» **What to produce**: Select all lines in the records that include "Deltamethrin".

» **Supplied material**:
========================

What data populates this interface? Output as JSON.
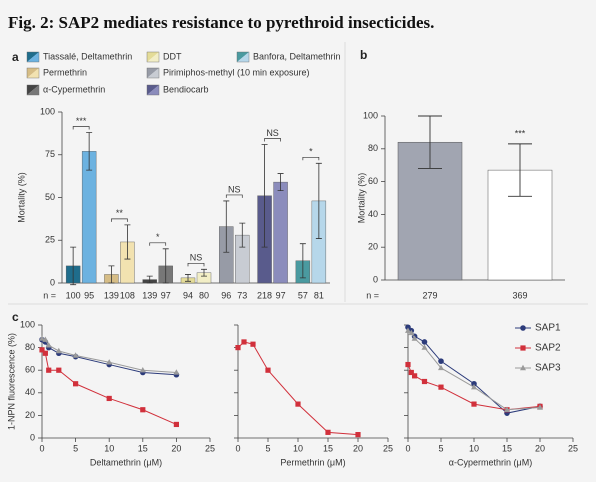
{
  "title": "Fig. 2: SAP2 mediates resistance to pyrethroid insecticides.",
  "chart_data": [
    {
      "type": "bar",
      "panel_label": "a",
      "ylabel": "Mortality (%)",
      "ylim": [
        0,
        100
      ],
      "yticks": [
        0,
        25,
        50,
        75,
        100
      ],
      "n_label": "n =",
      "series": [
        {
          "name": "Tiassalé, Deltamethrin",
          "colors": [
            "#1f6d8c",
            "#6cb2e0"
          ],
          "values": [
            10,
            77
          ],
          "errors": [
            11,
            11
          ],
          "n": [
            100,
            95
          ],
          "significance": "***"
        },
        {
          "name": "Permethrin",
          "colors": [
            "#d6bd86",
            "#f2e2b0"
          ],
          "values": [
            5,
            24
          ],
          "errors": [
            5,
            10
          ],
          "n": [
            139,
            108
          ],
          "significance": "**"
        },
        {
          "name": "α-Cypermethrin",
          "colors": [
            "#444444",
            "#777777"
          ],
          "values": [
            2,
            10
          ],
          "errors": [
            2,
            10
          ],
          "n": [
            139,
            97
          ],
          "significance": "*"
        },
        {
          "name": "DDT",
          "colors": [
            "#e4dc98",
            "#f2eec6"
          ],
          "values": [
            3,
            6
          ],
          "errors": [
            2,
            2
          ],
          "n": [
            94,
            80
          ],
          "significance": "NS"
        },
        {
          "name": "Pirimiphos-methyl (10 min exposure)",
          "colors": [
            "#979ba6",
            "#c8ccd3"
          ],
          "values": [
            33,
            28
          ],
          "errors": [
            15,
            7
          ],
          "n": [
            96,
            73
          ],
          "significance": "NS"
        },
        {
          "name": "Bendiocarb",
          "colors": [
            "#595b8c",
            "#8b8cbc"
          ],
          "values": [
            51,
            59
          ],
          "errors": [
            30,
            5
          ],
          "n": [
            218,
            97
          ],
          "significance": "NS"
        },
        {
          "name": "Banfora, Deltamethrin",
          "colors": [
            "#4a9aa0",
            "#b6d7ea"
          ],
          "values": [
            13,
            48
          ],
          "errors": [
            10,
            22
          ],
          "n": [
            57,
            81
          ],
          "significance": "*"
        }
      ]
    },
    {
      "type": "bar",
      "panel_label": "b",
      "ylabel": "Mortality (%)",
      "ylim": [
        0,
        100
      ],
      "yticks": [
        0,
        20,
        40,
        60,
        80,
        100
      ],
      "n_label": "n =",
      "values": [
        84,
        67
      ],
      "errors": [
        16,
        16
      ],
      "colors": [
        "#a1a5b1",
        "#ffffff"
      ],
      "n": [
        279,
        369
      ],
      "significance": "***"
    },
    {
      "type": "line",
      "panel_label": "c",
      "ylabel": "1-NPN fluorescence (%)",
      "xlabel": "Deltamethrin (μM)",
      "xlim": [
        0,
        25
      ],
      "xticks": [
        0,
        5,
        10,
        15,
        20,
        25
      ],
      "ylim": [
        0,
        100
      ],
      "yticks": [
        0,
        20,
        40,
        60,
        80,
        100
      ],
      "ytick_labels": true,
      "x": [
        0,
        0.5,
        1,
        2.5,
        5,
        10,
        15,
        20
      ],
      "series": [
        {
          "color": "#2c3b7a",
          "marker": "circle",
          "values": [
            87,
            85,
            80,
            75,
            72,
            65,
            58,
            56
          ]
        },
        {
          "color": "#d1303b",
          "marker": "square",
          "values": [
            78,
            75,
            60,
            60,
            48,
            35,
            25,
            12
          ]
        },
        {
          "color": "#9a9a9a",
          "marker": "triangle",
          "values": [
            88,
            87,
            82,
            77,
            73,
            67,
            60,
            58
          ]
        }
      ]
    },
    {
      "type": "line",
      "xlabel": "Permethrin (μM)",
      "xlim": [
        0,
        25
      ],
      "xticks": [
        0,
        5,
        10,
        15,
        20,
        25
      ],
      "ylim": [
        0,
        100
      ],
      "yticks": [
        0,
        20,
        40,
        60,
        80,
        100
      ],
      "ytick_labels": false,
      "x": [
        0,
        1,
        2.5,
        5,
        10,
        15,
        20
      ],
      "series": [
        {
          "color": "#d1303b",
          "marker": "square",
          "values": [
            80,
            85,
            83,
            60,
            30,
            5,
            3
          ]
        }
      ]
    },
    {
      "type": "line",
      "xlabel": "α-Cypermethrin (μM)",
      "xlim": [
        0,
        25
      ],
      "xticks": [
        0,
        5,
        10,
        15,
        20,
        25
      ],
      "ylim": [
        0,
        100
      ],
      "yticks": [
        0,
        20,
        40,
        60,
        80,
        100
      ],
      "ytick_labels": false,
      "legend": "upper right",
      "x": [
        0,
        0.5,
        1,
        2.5,
        5,
        10,
        15,
        20
      ],
      "series": [
        {
          "name": "SAP1",
          "color": "#2c3b7a",
          "marker": "circle",
          "values": [
            98,
            95,
            90,
            85,
            68,
            48,
            22,
            28
          ]
        },
        {
          "name": "SAP2",
          "color": "#d1303b",
          "marker": "square",
          "values": [
            65,
            58,
            55,
            50,
            45,
            30,
            25,
            28
          ]
        },
        {
          "name": "SAP3",
          "color": "#9a9a9a",
          "marker": "triangle",
          "values": [
            95,
            93,
            88,
            80,
            62,
            45,
            25,
            27
          ]
        }
      ]
    }
  ]
}
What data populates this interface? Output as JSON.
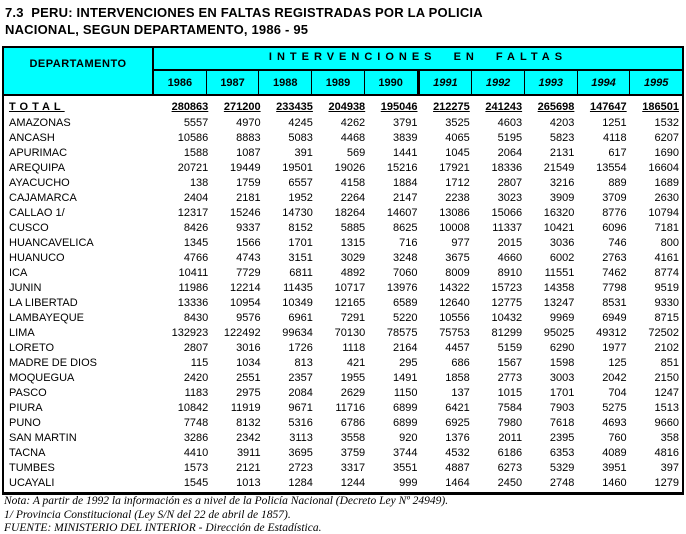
{
  "title": {
    "line1": "7.3  PERU: INTERVENCIONES EN FALTAS REGISTRADAS POR LA POLICIA",
    "line2": "NACIONAL, SEGUN DEPARTAMENTO, 1986 - 95"
  },
  "colors": {
    "header_bg": "#00ffff",
    "border": "#000000"
  },
  "chart_data": {
    "type": "table",
    "title": "Intervenciones en faltas registradas por la Policia Nacional, segun departamento, 1986-95"
  },
  "table": {
    "dept_header": "DEPARTAMENTO",
    "group_header": "INTERVENCIONES EN FALTAS",
    "years": [
      "1986",
      "1987",
      "1988",
      "1989",
      "1990",
      "1991",
      "1992",
      "1993",
      "1994",
      "1995"
    ],
    "total_row": {
      "label": "TOTAL",
      "values": [
        280863,
        271200,
        233435,
        204938,
        195046,
        212275,
        241243,
        265698,
        147647,
        186501
      ]
    },
    "rows": [
      {
        "label": "AMAZONAS",
        "values": [
          5557,
          4970,
          4245,
          4262,
          3791,
          3525,
          4603,
          4203,
          1251,
          1532
        ]
      },
      {
        "label": "ANCASH",
        "values": [
          10586,
          8883,
          5083,
          4468,
          3839,
          4065,
          5195,
          5823,
          4118,
          6207
        ]
      },
      {
        "label": "APURIMAC",
        "values": [
          1588,
          1087,
          391,
          569,
          1441,
          1045,
          2064,
          2131,
          617,
          1690
        ]
      },
      {
        "label": "AREQUIPA",
        "values": [
          20721,
          19449,
          19501,
          19026,
          15216,
          17921,
          18336,
          21549,
          13554,
          16604
        ]
      },
      {
        "label": "AYACUCHO",
        "values": [
          138,
          1759,
          6557,
          4158,
          1884,
          1712,
          2807,
          3216,
          889,
          1689
        ]
      },
      {
        "label": "CAJAMARCA",
        "values": [
          2404,
          2181,
          1952,
          2264,
          2147,
          2238,
          3023,
          3909,
          3709,
          2630
        ]
      },
      {
        "label": "CALLAO  1/",
        "values": [
          12317,
          15246,
          14730,
          18264,
          14607,
          13086,
          15066,
          16320,
          8776,
          10794
        ]
      },
      {
        "label": "CUSCO",
        "values": [
          8426,
          9337,
          8152,
          5885,
          8625,
          10008,
          11337,
          10421,
          6096,
          7181
        ]
      },
      {
        "label": "HUANCAVELICA",
        "values": [
          1345,
          1566,
          1701,
          1315,
          716,
          977,
          2015,
          3036,
          746,
          800
        ]
      },
      {
        "label": "HUANUCO",
        "values": [
          4766,
          4743,
          3151,
          3029,
          3248,
          3675,
          4660,
          6002,
          2763,
          4161
        ]
      },
      {
        "label": "ICA",
        "values": [
          10411,
          7729,
          6811,
          4892,
          7060,
          8009,
          8910,
          11551,
          7462,
          8774
        ]
      },
      {
        "label": "JUNIN",
        "values": [
          11986,
          12214,
          11435,
          10717,
          13976,
          14322,
          15723,
          14358,
          7798,
          9519
        ]
      },
      {
        "label": "LA LIBERTAD",
        "values": [
          13336,
          10954,
          10349,
          12165,
          6589,
          12640,
          12775,
          13247,
          8531,
          9330
        ]
      },
      {
        "label": "LAMBAYEQUE",
        "values": [
          8430,
          9576,
          6961,
          7291,
          5220,
          10556,
          10432,
          9969,
          6949,
          8715
        ]
      },
      {
        "label": "LIMA",
        "values": [
          132923,
          122492,
          99634,
          70130,
          78575,
          75753,
          81299,
          95025,
          49312,
          72502
        ]
      },
      {
        "label": "LORETO",
        "values": [
          2807,
          3016,
          1726,
          1118,
          2164,
          4457,
          5159,
          6290,
          1977,
          2102
        ]
      },
      {
        "label": "MADRE DE DIOS",
        "values": [
          115,
          1034,
          813,
          421,
          295,
          686,
          1567,
          1598,
          125,
          851
        ]
      },
      {
        "label": "MOQUEGUA",
        "values": [
          2420,
          2551,
          2357,
          1955,
          1491,
          1858,
          2773,
          3003,
          2042,
          2150
        ]
      },
      {
        "label": "PASCO",
        "values": [
          1183,
          2975,
          2084,
          2629,
          1150,
          137,
          1015,
          1701,
          704,
          1247
        ]
      },
      {
        "label": "PIURA",
        "values": [
          10842,
          11919,
          9671,
          11716,
          6899,
          6421,
          7584,
          7903,
          5275,
          1513
        ]
      },
      {
        "label": "PUNO",
        "values": [
          7748,
          8132,
          5316,
          6786,
          6899,
          6925,
          7980,
          7618,
          4693,
          9660
        ]
      },
      {
        "label": "SAN MARTIN",
        "values": [
          3286,
          2342,
          3113,
          3558,
          920,
          1376,
          2011,
          2395,
          760,
          358
        ]
      },
      {
        "label": "TACNA",
        "values": [
          4410,
          3911,
          3695,
          3759,
          3744,
          4532,
          6186,
          6353,
          4089,
          4816
        ]
      },
      {
        "label": "TUMBES",
        "values": [
          1573,
          2121,
          2723,
          3317,
          3551,
          4887,
          6273,
          5329,
          3951,
          397
        ]
      },
      {
        "label": "UCAYALI",
        "values": [
          1545,
          1013,
          1284,
          1244,
          999,
          1464,
          2450,
          2748,
          1460,
          1279
        ]
      }
    ]
  },
  "notes": [
    "Nota: A partir de 1992 la información es a nivel de la Policía Nacional (Decreto Ley Nº 24949).",
    "1/ Provincia Constitucional (Ley S/N del 22 de abril de 1857).",
    "FUENTE: MINISTERIO DEL INTERIOR - Dirección de Estadística."
  ]
}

========================

» **Written reply**:
          "name": "Tiassalé, Deltamethrin",
          "name": "Banfora, Deltamethrin",
      "xlabel": "Deltamethrin (μM)",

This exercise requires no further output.